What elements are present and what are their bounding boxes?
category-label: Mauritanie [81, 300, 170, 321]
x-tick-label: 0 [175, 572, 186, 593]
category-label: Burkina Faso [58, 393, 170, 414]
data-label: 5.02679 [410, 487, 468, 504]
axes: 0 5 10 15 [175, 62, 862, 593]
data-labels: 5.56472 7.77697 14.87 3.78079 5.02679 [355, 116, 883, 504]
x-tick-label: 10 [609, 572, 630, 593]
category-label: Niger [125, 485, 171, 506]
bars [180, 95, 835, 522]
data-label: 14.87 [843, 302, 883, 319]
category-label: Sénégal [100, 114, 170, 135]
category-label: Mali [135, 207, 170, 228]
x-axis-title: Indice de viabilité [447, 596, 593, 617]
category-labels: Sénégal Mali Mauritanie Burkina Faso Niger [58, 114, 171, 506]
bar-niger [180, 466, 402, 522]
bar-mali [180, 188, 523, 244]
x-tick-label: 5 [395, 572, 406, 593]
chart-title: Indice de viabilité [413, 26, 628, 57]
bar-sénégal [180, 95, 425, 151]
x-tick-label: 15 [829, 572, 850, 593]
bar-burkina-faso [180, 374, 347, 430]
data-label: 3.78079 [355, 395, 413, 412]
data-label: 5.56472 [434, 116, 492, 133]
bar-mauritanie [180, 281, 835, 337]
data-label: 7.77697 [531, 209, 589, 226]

-*-

> Stated exercise: Please rewrite these rows, changing every "Indice de viabilité" to "Viability Index" and leaving everything else as it is.

> Expected answer:
What elements are present and what are their bounding boxes?
category-label: Mauritanie [81, 300, 170, 321]
x-tick-label: 0 [175, 572, 186, 593]
category-label: Burkina Faso [58, 393, 170, 414]
data-label: 5.02679 [410, 487, 468, 504]
axes: 0 5 10 15 [175, 62, 862, 593]
data-labels: 5.56472 7.77697 14.87 3.78079 5.02679 [355, 116, 883, 504]
x-tick-label: 10 [609, 572, 630, 593]
category-label: Niger [125, 485, 171, 506]
bars [180, 95, 835, 522]
data-label: 14.87 [843, 302, 883, 319]
category-label: Sénégal [100, 114, 170, 135]
category-label: Mali [135, 207, 170, 228]
x-axis-title: Viability Index [447, 596, 593, 617]
category-labels: Sénégal Mali Mauritanie Burkina Faso Niger [58, 114, 171, 506]
bar-niger [180, 466, 402, 522]
bar-mali [180, 188, 523, 244]
x-tick-label: 5 [395, 572, 406, 593]
chart-title: Viability Index [413, 26, 628, 57]
bar-sénégal [180, 95, 425, 151]
x-tick-label: 15 [829, 572, 850, 593]
bar-burkina-faso [180, 374, 347, 430]
data-label: 3.78079 [355, 395, 413, 412]
data-label: 5.56472 [434, 116, 492, 133]
bar-mauritanie [180, 281, 835, 337]
data-label: 7.77697 [531, 209, 589, 226]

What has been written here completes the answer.